What is being asked. Return all of the entries exactly, with nothing added or left out.

# START OF Extracted material

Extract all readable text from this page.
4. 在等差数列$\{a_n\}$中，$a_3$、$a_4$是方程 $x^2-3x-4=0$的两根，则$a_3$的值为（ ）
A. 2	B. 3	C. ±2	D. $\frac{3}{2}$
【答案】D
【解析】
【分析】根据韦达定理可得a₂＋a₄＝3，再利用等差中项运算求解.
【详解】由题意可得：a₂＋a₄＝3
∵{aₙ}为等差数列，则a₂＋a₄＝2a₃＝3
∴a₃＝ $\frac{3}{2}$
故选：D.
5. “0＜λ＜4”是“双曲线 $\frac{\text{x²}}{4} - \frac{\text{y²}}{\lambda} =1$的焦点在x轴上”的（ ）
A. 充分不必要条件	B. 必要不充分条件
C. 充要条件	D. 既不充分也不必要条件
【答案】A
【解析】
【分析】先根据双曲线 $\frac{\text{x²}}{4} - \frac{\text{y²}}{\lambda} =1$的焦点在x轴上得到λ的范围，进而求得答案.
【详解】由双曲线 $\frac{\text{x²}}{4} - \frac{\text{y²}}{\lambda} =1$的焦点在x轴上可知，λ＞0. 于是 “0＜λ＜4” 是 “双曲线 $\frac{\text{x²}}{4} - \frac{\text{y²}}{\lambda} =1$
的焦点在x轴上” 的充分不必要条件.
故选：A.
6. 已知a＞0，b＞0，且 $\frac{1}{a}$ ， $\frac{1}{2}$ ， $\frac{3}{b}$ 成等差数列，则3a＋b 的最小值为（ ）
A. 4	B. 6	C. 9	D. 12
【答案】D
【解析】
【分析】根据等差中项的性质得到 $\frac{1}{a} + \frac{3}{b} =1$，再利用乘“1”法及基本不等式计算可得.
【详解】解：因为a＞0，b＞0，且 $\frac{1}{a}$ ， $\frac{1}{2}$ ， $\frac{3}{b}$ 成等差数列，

# END OF Extracted material

Final result.
Extract all readable text from this page.
4. 在等差数列$\{a_n\}$中，$a_3$、$a_4$是方程 $x^2-3x-4=0$的两根，则$a_3$的值为（ ）
A. 2	B. 3	C. ±2	D. $\frac{3}{2}$
【答案】D
【解析】
【分析】根据韦达定理可得a₂＋a₄＝3，再利用等差中项运算求解.
【详解】由题意可得：a₂＋a₄＝3
∵{aₙ}为等差数列，则a₂＋a₄＝2a₃＝3
∴a₃＝ $\frac{3}{2}$
故选：D.
5. “0＜λ＜4”是“双曲线 $\frac{\text{x²}}{4} - \frac{\text{y²}}{\lambda} =1$的焦点在x轴上”的（ ）
A. 充分不必要条件	B. 必要不充分条件
C. 充要条件	D. 既不充分也不必要条件
【答案】A
【解析】
【分析】先根据双曲线 $\frac{\text{x²}}{4} - \frac{\text{y²}}{\lambda} =1$的焦点在x轴上得到λ的范围，进而求得答案.
【详解】由双曲线 $\frac{\text{x²}}{4} - \frac{\text{y²}}{\lambda} =1$的焦点在x轴上可知，λ＞0. 于是 “0＜λ＜4” 是 “双曲线 $\frac{\text{x²}}{4} - \frac{\text{y²}}{\lambda} =1$
的焦点在x轴上” 的充分不必要条件.
故选：A.
6. 已知a＞0，b＞0，且 $\frac{1}{a}$ ， $\frac{1}{2}$ ， $\frac{3}{b}$ 成等差数列，则3a＋b 的最小值为（ ）
A. 4	B. 6	C. 9	D. 12
【答案】D
【解析】
【分析】根据等差中项的性质得到 $\frac{1}{a} + \frac{3}{b} =1$，再利用乘“1”法及基本不等式计算可得.
【详解】解：因为a＞0，b＞0，且 $\frac{1}{a}$ ， $\frac{1}{2}$ ， $\frac{3}{b}$ 成等差数列，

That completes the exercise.